» **Stated task**: Of the lines in the entries, how many hold the word "value"? Give that number alone.

» **Extracted information**:
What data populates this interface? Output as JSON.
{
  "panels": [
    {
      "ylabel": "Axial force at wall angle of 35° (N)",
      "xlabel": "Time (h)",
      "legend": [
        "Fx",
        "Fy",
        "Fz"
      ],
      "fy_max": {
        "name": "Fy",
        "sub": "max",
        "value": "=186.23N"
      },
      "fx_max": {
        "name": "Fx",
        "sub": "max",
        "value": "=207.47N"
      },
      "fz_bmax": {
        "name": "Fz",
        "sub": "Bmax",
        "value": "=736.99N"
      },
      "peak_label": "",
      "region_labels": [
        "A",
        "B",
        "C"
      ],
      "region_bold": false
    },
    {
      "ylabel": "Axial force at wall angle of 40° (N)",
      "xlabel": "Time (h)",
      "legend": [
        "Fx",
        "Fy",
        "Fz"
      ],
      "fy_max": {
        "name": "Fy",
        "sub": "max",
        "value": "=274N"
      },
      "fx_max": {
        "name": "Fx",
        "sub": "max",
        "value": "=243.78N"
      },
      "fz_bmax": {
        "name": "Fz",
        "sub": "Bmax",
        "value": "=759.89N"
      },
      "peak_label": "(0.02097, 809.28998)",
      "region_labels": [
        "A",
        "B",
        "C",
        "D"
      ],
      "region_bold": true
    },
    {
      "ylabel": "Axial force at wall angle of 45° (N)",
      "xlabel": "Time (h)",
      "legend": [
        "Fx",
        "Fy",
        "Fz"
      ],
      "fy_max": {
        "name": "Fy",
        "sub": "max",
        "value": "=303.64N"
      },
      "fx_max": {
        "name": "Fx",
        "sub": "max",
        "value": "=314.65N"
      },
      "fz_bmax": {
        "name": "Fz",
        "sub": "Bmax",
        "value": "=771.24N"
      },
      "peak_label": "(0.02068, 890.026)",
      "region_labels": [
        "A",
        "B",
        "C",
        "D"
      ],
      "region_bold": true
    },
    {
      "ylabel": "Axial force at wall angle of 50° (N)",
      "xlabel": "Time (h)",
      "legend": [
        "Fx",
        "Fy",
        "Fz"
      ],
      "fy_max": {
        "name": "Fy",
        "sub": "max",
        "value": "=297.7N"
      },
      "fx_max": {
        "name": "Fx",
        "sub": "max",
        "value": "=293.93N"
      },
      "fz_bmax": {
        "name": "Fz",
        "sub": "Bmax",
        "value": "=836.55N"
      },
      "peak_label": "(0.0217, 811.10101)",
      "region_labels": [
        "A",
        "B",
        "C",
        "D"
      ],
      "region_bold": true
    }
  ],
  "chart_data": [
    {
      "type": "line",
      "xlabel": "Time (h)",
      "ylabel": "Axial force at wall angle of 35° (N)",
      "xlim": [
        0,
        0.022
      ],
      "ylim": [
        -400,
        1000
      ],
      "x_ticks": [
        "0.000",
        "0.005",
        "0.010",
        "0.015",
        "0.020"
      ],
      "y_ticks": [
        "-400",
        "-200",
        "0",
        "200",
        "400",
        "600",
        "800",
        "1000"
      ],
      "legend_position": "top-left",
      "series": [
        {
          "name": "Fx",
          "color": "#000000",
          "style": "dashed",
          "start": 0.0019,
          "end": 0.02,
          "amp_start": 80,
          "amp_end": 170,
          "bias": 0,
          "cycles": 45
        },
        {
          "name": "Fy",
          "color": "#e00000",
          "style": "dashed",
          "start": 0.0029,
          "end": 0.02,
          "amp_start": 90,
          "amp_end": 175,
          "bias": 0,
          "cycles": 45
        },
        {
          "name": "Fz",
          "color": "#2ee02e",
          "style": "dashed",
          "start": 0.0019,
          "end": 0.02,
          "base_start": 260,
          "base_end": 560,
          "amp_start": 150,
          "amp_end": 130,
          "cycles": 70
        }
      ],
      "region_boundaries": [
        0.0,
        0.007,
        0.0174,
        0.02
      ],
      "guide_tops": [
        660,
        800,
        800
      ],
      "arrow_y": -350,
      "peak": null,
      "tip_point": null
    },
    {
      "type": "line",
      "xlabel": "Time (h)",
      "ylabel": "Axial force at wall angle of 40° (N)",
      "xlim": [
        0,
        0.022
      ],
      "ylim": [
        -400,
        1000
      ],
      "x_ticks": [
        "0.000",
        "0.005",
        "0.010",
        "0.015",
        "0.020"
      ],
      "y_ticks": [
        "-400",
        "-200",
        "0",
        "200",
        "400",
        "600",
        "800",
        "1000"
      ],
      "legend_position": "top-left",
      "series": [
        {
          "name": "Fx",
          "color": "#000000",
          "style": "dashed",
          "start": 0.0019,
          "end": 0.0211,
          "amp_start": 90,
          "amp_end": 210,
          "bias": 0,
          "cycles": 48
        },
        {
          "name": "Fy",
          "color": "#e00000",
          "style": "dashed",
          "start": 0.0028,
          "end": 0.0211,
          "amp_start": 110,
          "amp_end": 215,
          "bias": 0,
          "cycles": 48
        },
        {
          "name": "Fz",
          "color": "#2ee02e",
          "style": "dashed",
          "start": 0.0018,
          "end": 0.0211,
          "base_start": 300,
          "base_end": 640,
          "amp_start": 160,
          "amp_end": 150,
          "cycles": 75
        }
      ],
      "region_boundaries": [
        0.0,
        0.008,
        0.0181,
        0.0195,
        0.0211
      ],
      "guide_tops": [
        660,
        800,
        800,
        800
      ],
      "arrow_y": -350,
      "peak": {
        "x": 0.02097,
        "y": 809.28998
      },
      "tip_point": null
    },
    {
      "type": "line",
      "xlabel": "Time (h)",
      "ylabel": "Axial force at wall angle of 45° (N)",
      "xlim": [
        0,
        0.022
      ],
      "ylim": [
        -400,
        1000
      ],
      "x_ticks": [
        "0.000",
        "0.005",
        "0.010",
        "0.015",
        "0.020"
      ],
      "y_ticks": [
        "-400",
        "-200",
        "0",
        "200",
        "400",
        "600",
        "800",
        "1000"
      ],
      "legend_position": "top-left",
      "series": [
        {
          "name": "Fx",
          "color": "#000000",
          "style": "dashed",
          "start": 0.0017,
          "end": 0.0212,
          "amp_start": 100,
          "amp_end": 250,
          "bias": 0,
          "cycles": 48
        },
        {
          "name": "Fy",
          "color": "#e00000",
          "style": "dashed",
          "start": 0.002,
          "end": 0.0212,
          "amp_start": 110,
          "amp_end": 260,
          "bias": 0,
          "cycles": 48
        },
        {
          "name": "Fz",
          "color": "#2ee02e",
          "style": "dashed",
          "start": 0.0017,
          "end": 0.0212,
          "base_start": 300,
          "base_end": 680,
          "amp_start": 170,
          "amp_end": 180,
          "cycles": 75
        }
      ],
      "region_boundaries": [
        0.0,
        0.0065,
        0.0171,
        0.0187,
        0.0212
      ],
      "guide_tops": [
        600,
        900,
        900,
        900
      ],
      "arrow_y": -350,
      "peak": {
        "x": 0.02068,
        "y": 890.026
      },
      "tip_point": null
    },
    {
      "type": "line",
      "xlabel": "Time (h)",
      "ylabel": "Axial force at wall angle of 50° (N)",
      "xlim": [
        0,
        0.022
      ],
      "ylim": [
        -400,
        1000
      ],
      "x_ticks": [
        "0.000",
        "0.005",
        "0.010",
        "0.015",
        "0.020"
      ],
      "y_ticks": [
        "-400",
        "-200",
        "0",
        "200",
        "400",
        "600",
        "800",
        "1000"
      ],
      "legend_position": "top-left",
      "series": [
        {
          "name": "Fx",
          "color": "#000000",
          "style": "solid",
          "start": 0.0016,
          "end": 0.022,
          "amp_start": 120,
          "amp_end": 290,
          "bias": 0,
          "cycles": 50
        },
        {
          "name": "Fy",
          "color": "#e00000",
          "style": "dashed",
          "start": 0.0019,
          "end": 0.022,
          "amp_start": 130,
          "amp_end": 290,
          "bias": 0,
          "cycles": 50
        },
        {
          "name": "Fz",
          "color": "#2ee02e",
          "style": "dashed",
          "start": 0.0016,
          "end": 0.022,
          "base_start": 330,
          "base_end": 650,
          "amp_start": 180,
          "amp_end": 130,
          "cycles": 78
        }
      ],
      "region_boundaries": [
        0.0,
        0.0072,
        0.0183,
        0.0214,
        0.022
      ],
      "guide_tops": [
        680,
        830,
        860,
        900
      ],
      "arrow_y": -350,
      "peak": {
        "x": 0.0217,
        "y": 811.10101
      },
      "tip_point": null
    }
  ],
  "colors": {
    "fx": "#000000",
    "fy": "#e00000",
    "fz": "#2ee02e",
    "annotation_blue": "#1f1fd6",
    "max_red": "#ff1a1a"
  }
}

» **The answer**: 12